Task brief: Output the material beneath exactly, leaving nothing out.

---------- Data lines

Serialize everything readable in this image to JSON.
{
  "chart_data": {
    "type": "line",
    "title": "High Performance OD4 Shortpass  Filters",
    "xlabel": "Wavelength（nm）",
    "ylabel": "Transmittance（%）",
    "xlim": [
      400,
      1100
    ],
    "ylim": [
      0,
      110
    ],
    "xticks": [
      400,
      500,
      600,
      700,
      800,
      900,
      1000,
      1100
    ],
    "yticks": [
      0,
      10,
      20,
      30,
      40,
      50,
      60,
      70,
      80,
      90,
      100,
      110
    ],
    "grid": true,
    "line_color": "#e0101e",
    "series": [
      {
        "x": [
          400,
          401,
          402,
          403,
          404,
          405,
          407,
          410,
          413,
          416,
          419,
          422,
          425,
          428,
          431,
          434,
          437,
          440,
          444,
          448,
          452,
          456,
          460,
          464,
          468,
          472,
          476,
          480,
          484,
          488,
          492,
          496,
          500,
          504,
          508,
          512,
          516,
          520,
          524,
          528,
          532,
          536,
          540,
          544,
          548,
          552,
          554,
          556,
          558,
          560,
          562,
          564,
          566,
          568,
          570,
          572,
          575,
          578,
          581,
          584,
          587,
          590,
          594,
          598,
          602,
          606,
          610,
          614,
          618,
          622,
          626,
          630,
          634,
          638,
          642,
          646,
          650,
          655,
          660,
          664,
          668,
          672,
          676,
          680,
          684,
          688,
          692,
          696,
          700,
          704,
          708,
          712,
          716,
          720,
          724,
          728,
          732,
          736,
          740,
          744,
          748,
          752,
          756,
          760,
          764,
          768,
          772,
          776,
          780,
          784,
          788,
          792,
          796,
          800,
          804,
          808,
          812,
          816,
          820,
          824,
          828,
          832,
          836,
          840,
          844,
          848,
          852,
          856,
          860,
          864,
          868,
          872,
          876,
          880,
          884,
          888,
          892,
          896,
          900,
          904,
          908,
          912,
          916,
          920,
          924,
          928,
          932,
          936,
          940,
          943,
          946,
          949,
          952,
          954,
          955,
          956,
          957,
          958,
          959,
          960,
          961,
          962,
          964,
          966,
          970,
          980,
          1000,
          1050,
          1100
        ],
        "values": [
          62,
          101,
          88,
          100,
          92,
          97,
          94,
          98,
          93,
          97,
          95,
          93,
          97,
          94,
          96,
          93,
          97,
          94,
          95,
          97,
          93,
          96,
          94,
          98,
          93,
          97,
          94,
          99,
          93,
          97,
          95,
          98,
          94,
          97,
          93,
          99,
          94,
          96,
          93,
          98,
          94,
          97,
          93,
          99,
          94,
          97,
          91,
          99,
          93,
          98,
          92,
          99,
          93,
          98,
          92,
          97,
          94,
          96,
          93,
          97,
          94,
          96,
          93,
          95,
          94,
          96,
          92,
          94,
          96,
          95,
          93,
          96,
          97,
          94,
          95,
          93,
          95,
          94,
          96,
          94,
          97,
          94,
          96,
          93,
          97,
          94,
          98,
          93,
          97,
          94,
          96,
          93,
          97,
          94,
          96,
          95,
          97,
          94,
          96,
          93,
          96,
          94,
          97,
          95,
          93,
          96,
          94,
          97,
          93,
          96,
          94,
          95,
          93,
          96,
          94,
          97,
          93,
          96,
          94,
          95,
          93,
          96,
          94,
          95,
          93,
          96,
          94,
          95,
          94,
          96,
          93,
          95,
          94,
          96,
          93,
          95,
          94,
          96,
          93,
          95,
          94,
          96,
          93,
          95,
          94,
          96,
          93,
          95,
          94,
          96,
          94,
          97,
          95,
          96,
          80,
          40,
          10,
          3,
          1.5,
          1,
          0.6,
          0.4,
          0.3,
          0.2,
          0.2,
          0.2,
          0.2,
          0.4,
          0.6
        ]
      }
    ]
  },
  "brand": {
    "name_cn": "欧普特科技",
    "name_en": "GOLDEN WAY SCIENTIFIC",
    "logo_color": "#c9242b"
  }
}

--------------------

Exercise result:
Serialize everything readable in this image to JSON.
{
  "chart_data": {
    "type": "line",
    "title": "High Performance OD4 Shortpass  Filters",
    "xlabel": "Wavelength（nm）",
    "ylabel": "Transmittance（%）",
    "xlim": [
      400,
      1100
    ],
    "ylim": [
      0,
      110
    ],
    "xticks": [
      400,
      500,
      600,
      700,
      800,
      900,
      1000,
      1100
    ],
    "yticks": [
      0,
      10,
      20,
      30,
      40,
      50,
      60,
      70,
      80,
      90,
      100,
      110
    ],
    "grid": true,
    "line_color": "#e0101e",
    "series": [
      {
        "x": [
          400,
          401,
          402,
          403,
          404,
          405,
          407,
          410,
          413,
          416,
          419,
          422,
          425,
          428,
          431,
          434,
          437,
          440,
          444,
          448,
          452,
          456,
          460,
          464,
          468,
          472,
          476,
          480,
          484,
          488,
          492,
          496,
          500,
          504,
          508,
          512,
          516,
          520,
          524,
          528,
          532,
          536,
          540,
          544,
          548,
          552,
          554,
          556,
          558,
          560,
          562,
          564,
          566,
          568,
          570,
          572,
          575,
          578,
          581,
          584,
          587,
          590,
          594,
          598,
          602,
          606,
          610,
          614,
          618,
          622,
          626,
          630,
          634,
          638,
          642,
          646,
          650,
          655,
          660,
          664,
          668,
          672,
          676,
          680,
          684,
          688,
          692,
          696,
          700,
          704,
          708,
          712,
          716,
          720,
          724,
          728,
          732,
          736,
          740,
          744,
          748,
          752,
          756,
          760,
          764,
          768,
          772,
          776,
          780,
          784,
          788,
          792,
          796,
          800,
          804,
          808,
          812,
          816,
          820,
          824,
          828,
          832,
          836,
          840,
          844,
          848,
          852,
          856,
          860,
          864,
          868,
          872,
          876,
          880,
          884,
          888,
          892,
          896,
          900,
          904,
          908,
          912,
          916,
          920,
          924,
          928,
          932,
          936,
          940,
          943,
          946,
          949,
          952,
          954,
          955,
          956,
          957,
          958,
          959,
          960,
          961,
          962,
          964,
          966,
          970,
          980,
          1000,
          1050,
          1100
        ],
        "values": [
          62,
          101,
          88,
          100,
          92,
          97,
          94,
          98,
          93,
          97,
          95,
          93,
          97,
          94,
          96,
          93,
          97,
          94,
          95,
          97,
          93,
          96,
          94,
          98,
          93,
          97,
          94,
          99,
          93,
          97,
          95,
          98,
          94,
          97,
          93,
          99,
          94,
          96,
          93,
          98,
          94,
          97,
          93,
          99,
          94,
          97,
          91,
          99,
          93,
          98,
          92,
          99,
          93,
          98,
          92,
          97,
          94,
          96,
          93,
          97,
          94,
          96,
          93,
          95,
          94,
          96,
          92,
          94,
          96,
          95,
          93,
          96,
          97,
          94,
          95,
          93,
          95,
          94,
          96,
          94,
          97,
          94,
          96,
          93,
          97,
          94,
          98,
          93,
          97,
          94,
          96,
          93,
          97,
          94,
          96,
          95,
          97,
          94,
          96,
          93,
          96,
          94,
          97,
          95,
          93,
          96,
          94,
          97,
          93,
          96,
          94,
          95,
          93,
          96,
          94,
          97,
          93,
          96,
          94,
          95,
          93,
          96,
          94,
          95,
          93,
          96,
          94,
          95,
          94,
          96,
          93,
          95,
          94,
          96,
          93,
          95,
          94,
          96,
          93,
          95,
          94,
          96,
          93,
          95,
          94,
          96,
          93,
          95,
          94,
          96,
          94,
          97,
          95,
          96,
          80,
          40,
          10,
          3,
          1.5,
          1,
          0.6,
          0.4,
          0.3,
          0.2,
          0.2,
          0.2,
          0.2,
          0.4,
          0.6
        ]
      }
    ]
  },
  "brand": {
    "name_cn": "欧普特科技",
    "name_en": "GOLDEN WAY SCIENTIFIC",
    "logo_color": "#c9242b"
  }
}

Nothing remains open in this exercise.